Challenge - Wherever a line below holds the word "false", copy that line.

Material provided -
◇ ◇ ◇ ◇ ◇ ◇ ◇
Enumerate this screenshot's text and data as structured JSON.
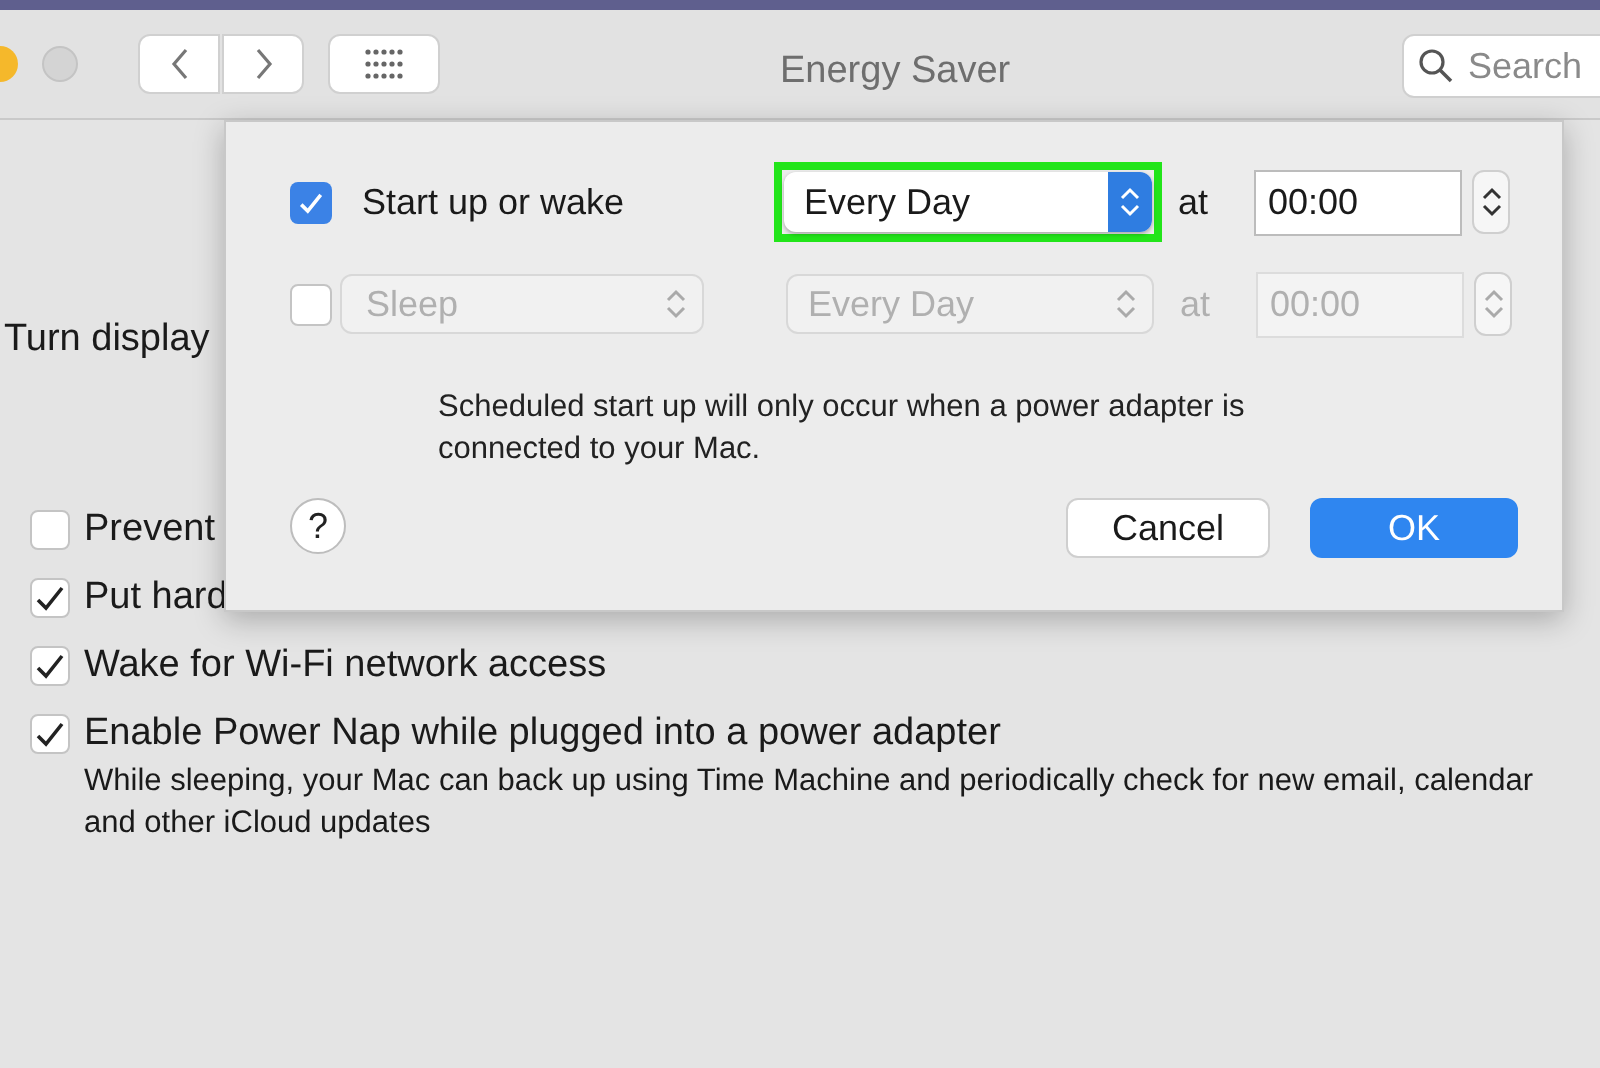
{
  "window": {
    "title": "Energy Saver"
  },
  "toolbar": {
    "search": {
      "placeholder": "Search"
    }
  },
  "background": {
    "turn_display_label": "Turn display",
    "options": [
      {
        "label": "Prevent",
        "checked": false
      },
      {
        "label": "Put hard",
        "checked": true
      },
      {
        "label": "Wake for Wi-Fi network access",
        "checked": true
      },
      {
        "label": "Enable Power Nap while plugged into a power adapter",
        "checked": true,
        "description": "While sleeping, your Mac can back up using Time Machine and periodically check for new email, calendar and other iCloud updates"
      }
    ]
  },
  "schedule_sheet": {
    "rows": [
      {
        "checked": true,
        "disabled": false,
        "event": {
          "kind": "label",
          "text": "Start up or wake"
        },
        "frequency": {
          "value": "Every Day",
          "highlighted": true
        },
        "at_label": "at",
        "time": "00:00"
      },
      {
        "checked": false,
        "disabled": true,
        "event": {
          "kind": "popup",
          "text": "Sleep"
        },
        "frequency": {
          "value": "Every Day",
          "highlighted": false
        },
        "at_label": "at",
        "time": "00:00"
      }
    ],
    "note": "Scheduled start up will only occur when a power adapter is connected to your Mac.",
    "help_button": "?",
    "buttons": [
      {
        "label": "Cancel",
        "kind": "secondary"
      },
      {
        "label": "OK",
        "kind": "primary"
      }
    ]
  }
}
◇ ◇ ◇ ◇ ◇ ◇ ◇
Response -
        "checked": false
        "disabled": false,
        "checked": false,
          "highlighted": false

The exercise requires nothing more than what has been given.